Copy each line of the material below that includes the string "Next".

Excerpt from a dataset

══════

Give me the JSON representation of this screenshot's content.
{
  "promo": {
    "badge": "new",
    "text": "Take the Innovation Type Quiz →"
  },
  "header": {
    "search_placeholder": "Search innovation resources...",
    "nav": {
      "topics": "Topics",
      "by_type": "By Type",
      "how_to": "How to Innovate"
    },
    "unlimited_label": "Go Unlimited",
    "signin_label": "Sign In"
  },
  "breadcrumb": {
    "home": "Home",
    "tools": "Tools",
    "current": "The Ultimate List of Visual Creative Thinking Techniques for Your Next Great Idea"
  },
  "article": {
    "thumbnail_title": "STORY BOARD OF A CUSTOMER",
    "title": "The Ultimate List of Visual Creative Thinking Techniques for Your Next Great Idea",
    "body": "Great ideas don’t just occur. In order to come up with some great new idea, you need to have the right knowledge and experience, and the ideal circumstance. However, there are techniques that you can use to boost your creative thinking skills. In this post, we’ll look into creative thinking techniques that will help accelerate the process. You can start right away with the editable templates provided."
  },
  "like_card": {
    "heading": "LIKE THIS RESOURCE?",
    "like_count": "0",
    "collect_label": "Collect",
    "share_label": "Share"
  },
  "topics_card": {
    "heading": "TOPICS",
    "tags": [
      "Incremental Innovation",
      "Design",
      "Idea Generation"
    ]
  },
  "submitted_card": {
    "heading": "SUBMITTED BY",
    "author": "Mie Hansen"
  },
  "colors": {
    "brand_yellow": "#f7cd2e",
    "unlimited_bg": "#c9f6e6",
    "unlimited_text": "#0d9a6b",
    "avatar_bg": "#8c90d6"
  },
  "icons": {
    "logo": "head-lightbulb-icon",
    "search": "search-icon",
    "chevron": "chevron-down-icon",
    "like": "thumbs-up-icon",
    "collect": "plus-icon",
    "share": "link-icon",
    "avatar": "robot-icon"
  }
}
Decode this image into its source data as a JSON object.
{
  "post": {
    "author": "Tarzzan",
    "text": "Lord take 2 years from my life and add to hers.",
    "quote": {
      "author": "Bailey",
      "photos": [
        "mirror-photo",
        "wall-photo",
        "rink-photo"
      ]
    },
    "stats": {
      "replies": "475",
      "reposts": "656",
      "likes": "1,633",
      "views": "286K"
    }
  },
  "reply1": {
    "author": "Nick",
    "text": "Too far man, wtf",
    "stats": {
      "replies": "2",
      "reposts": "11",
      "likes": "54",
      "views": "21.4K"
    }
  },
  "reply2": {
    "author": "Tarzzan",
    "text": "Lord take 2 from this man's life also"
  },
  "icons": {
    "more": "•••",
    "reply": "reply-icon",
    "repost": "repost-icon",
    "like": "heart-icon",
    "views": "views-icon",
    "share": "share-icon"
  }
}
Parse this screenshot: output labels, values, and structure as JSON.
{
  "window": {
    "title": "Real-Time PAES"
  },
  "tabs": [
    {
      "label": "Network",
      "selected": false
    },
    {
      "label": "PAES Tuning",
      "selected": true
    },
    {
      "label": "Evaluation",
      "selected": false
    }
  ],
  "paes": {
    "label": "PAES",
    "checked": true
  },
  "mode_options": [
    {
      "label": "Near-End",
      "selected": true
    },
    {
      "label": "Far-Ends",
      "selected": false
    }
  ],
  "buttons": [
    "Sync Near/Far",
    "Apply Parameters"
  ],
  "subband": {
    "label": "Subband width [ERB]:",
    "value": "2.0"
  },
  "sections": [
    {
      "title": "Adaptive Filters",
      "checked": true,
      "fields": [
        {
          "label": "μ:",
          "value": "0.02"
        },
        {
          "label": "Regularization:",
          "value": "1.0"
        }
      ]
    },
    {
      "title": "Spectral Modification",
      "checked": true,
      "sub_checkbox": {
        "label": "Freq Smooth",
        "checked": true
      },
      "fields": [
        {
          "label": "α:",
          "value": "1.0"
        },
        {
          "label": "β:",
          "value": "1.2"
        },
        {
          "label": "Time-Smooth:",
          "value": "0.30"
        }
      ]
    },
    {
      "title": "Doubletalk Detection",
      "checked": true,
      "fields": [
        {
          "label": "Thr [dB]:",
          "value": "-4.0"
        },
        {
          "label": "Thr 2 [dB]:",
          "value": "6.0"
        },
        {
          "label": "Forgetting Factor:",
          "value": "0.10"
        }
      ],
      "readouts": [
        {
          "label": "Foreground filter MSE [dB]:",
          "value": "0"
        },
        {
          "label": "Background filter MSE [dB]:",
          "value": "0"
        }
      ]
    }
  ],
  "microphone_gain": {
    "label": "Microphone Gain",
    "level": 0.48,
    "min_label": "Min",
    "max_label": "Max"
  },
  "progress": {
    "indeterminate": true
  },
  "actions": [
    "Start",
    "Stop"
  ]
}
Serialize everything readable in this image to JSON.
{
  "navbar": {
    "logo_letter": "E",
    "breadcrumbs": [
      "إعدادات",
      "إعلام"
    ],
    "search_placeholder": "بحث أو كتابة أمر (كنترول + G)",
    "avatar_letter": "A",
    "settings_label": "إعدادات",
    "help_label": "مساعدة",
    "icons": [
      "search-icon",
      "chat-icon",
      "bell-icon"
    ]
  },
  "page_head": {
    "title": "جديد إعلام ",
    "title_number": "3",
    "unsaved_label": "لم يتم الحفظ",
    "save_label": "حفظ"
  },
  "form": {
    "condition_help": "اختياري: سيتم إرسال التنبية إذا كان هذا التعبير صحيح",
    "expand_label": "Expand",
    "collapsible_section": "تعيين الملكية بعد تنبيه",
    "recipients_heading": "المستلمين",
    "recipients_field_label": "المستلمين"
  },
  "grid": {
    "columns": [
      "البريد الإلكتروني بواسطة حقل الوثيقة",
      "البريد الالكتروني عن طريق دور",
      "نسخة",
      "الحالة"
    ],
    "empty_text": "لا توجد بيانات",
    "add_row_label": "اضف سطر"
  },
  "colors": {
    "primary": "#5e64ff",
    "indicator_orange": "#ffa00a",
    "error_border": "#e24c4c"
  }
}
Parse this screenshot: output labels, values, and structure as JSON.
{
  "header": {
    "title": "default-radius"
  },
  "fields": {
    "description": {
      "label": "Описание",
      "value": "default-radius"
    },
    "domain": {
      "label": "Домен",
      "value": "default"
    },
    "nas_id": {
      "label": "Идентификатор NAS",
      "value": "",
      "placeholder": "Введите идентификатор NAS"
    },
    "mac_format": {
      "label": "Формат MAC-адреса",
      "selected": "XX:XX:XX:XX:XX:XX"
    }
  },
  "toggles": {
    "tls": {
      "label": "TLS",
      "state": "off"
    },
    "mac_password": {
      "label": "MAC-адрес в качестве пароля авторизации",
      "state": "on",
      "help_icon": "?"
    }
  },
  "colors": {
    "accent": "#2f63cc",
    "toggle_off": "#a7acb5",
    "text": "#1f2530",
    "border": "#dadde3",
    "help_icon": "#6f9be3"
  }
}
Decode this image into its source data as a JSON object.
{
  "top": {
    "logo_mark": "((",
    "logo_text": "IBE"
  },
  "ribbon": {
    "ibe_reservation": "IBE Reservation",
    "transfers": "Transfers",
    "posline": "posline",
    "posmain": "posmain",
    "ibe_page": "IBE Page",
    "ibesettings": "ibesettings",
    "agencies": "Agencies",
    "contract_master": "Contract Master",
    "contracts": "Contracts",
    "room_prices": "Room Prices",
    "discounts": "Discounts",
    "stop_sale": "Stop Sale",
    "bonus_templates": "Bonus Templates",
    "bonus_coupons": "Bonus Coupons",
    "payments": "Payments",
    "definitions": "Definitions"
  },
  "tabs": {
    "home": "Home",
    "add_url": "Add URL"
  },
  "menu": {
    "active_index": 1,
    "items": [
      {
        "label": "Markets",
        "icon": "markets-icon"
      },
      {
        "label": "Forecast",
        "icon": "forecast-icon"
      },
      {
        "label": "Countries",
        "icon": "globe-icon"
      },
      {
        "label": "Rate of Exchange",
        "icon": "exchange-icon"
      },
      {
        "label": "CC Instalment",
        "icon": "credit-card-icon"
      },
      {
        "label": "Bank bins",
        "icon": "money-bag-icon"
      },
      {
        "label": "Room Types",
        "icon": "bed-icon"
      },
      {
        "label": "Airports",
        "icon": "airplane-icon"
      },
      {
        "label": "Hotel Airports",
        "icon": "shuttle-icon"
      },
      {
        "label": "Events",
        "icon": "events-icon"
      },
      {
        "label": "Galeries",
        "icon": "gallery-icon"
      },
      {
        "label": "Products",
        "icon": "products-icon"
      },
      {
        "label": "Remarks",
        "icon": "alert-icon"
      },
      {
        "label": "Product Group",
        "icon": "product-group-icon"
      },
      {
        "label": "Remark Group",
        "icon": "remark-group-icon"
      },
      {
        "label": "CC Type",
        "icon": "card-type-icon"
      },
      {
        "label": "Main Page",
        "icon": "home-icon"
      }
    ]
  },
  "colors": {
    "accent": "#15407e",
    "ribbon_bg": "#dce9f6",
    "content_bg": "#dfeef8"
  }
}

══════

Task response.
    "current": "The Ultimate List of Visual Creative Thinking Techniques for Your Next Great Idea"
    "title": "The Ultimate List of Visual Creative Thinking Techniques for Your Next Great Idea",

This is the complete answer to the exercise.